Transcribe each record exactly. Include every one.

((

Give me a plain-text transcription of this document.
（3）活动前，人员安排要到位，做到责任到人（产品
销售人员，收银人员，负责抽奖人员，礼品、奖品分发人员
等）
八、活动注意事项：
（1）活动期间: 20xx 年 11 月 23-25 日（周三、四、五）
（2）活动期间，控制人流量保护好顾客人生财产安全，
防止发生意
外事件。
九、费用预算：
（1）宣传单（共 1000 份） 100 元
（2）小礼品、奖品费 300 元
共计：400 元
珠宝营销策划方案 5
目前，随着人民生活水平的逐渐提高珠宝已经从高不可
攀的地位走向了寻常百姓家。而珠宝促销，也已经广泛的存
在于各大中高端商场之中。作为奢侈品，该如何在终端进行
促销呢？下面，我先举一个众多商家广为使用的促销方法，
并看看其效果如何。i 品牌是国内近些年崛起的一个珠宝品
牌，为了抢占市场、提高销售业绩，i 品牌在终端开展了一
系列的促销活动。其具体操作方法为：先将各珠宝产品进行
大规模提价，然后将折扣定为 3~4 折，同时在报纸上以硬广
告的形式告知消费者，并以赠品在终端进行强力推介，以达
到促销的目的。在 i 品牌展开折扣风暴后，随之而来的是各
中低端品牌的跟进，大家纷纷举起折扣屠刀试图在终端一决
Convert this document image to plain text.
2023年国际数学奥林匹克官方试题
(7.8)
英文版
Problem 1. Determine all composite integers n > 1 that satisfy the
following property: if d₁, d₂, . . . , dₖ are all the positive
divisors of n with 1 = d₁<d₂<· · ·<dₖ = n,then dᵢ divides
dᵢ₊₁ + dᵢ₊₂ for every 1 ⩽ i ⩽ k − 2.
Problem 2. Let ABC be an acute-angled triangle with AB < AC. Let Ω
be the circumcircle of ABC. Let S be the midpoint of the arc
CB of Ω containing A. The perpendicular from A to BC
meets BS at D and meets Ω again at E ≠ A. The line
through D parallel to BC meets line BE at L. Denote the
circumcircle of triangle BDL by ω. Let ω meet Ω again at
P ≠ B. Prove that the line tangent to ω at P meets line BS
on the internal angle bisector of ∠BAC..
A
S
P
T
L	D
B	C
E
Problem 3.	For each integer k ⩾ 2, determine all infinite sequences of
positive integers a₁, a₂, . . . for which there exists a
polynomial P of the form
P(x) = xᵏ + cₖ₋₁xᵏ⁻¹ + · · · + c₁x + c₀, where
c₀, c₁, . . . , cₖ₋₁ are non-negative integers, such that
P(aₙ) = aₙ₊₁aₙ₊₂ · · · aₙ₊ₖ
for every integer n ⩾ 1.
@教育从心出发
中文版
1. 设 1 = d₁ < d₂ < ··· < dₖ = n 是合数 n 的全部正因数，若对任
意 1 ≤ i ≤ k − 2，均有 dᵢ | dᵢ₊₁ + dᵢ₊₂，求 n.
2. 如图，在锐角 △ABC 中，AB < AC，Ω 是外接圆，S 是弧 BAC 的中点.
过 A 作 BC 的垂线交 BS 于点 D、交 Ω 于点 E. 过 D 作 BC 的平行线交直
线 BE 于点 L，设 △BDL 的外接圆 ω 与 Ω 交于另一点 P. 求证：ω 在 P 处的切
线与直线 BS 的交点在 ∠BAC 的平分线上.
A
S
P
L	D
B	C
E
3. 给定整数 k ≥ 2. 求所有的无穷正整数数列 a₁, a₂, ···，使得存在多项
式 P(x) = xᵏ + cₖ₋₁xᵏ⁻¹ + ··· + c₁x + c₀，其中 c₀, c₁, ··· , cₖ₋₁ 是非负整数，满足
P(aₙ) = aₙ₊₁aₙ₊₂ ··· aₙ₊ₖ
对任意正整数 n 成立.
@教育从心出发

))

● Written reply
Give me a plain-text transcription of this document.
（3）活动前，人员安排要到位，做到责任到人（产品
销售人员，收银人员，负责抽奖人员，礼品、奖品分发人员
等）
八、活动注意事项：
（1）活动期间: 20xx 年 11 月 23-25 日（周三、四、五）
（2）活动期间，控制人流量保护好顾客人生财产安全，
防止发生意
外事件。
九、费用预算：
（1）宣传单（共 1000 份） 100 元
（2）小礼品、奖品费 300 元
共计：400 元
珠宝营销策划方案 5
目前，随着人民生活水平的逐渐提高珠宝已经从高不可
攀的地位走向了寻常百姓家。而珠宝促销，也已经广泛的存
在于各大中高端商场之中。作为奢侈品，该如何在终端进行
促销呢？下面，我先举一个众多商家广为使用的促销方法，
并看看其效果如何。i 品牌是国内近些年崛起的一个珠宝品
牌，为了抢占市场、提高销售业绩，i 品牌在终端开展了一
系列的促销活动。其具体操作方法为：先将各珠宝产品进行
大规模提价，然后将折扣定为 3~4 折，同时在报纸上以硬广
告的形式告知消费者，并以赠品在终端进行强力推介，以达
到促销的目的。在 i 品牌展开折扣风暴后，随之而来的是各
中低端品牌的跟进，大家纷纷举起折扣屠刀试图在终端一决
Convert this document image to plain text.
2023年国际数学奥林匹克官方试题
(7.8)
英文版
Problem 1. Determine all composite integers n > 1 that satisfy the
following property: if d₁, d₂, . . . , dₖ are all the positive
divisors of n with 1 = d₁<d₂<· · ·<dₖ = n,then dᵢ divides
dᵢ₊₁ + dᵢ₊₂ for every 1 ⩽ i ⩽ k − 2.
Problem 2. Let ABC be an acute-angled triangle with AB < AC. Let Ω
be the circumcircle of ABC. Let S be the midpoint of the arc
CB of Ω containing A. The perpendicular from A to BC
meets BS at D and meets Ω again at E ≠ A. The line
through D parallel to BC meets line BE at L. Denote the
circumcircle of triangle BDL by ω. Let ω meet Ω again at
P ≠ B. Prove that the line tangent to ω at P meets line BS
on the internal angle bisector of ∠BAC..
A
S
P
T
L	D
B	C
E
Problem 3.	For each integer k ⩾ 2, determine all infinite sequences of
positive integers a₁, a₂, . . . for which there exists a
polynomial P of the form
P(x) = xᵏ + cₖ₋₁xᵏ⁻¹ + · · · + c₁x + c₀, where
c₀, c₁, . . . , cₖ₋₁ are non-negative integers, such that
P(aₙ) = aₙ₊₁aₙ₊₂ · · · aₙ₊ₖ
for every integer n ⩾ 1.
@教育从心出发
中文版
1. 设 1 = d₁ < d₂ < ··· < dₖ = n 是合数 n 的全部正因数，若对任
意 1 ≤ i ≤ k − 2，均有 dᵢ | dᵢ₊₁ + dᵢ₊₂，求 n.
2. 如图，在锐角 △ABC 中，AB < AC，Ω 是外接圆，S 是弧 BAC 的中点.
过 A 作 BC 的垂线交 BS 于点 D、交 Ω 于点 E. 过 D 作 BC 的平行线交直
线 BE 于点 L，设 △BDL 的外接圆 ω 与 Ω 交于另一点 P. 求证：ω 在 P 处的切
线与直线 BS 的交点在 ∠BAC 的平分线上.
A
S
P
L	D
B	C
E
3. 给定整数 k ≥ 2. 求所有的无穷正整数数列 a₁, a₂, ···，使得存在多项
式 P(x) = xᵏ + cₖ₋₁xᵏ⁻¹ + ··· + c₁x + c₀，其中 c₀, c₁, ··· , cₖ₋₁ 是非负整数，满足
P(aₙ) = aₙ₊₁aₙ₊₂ ··· aₙ₊ₖ
对任意正整数 n 成立.
@教育从心出发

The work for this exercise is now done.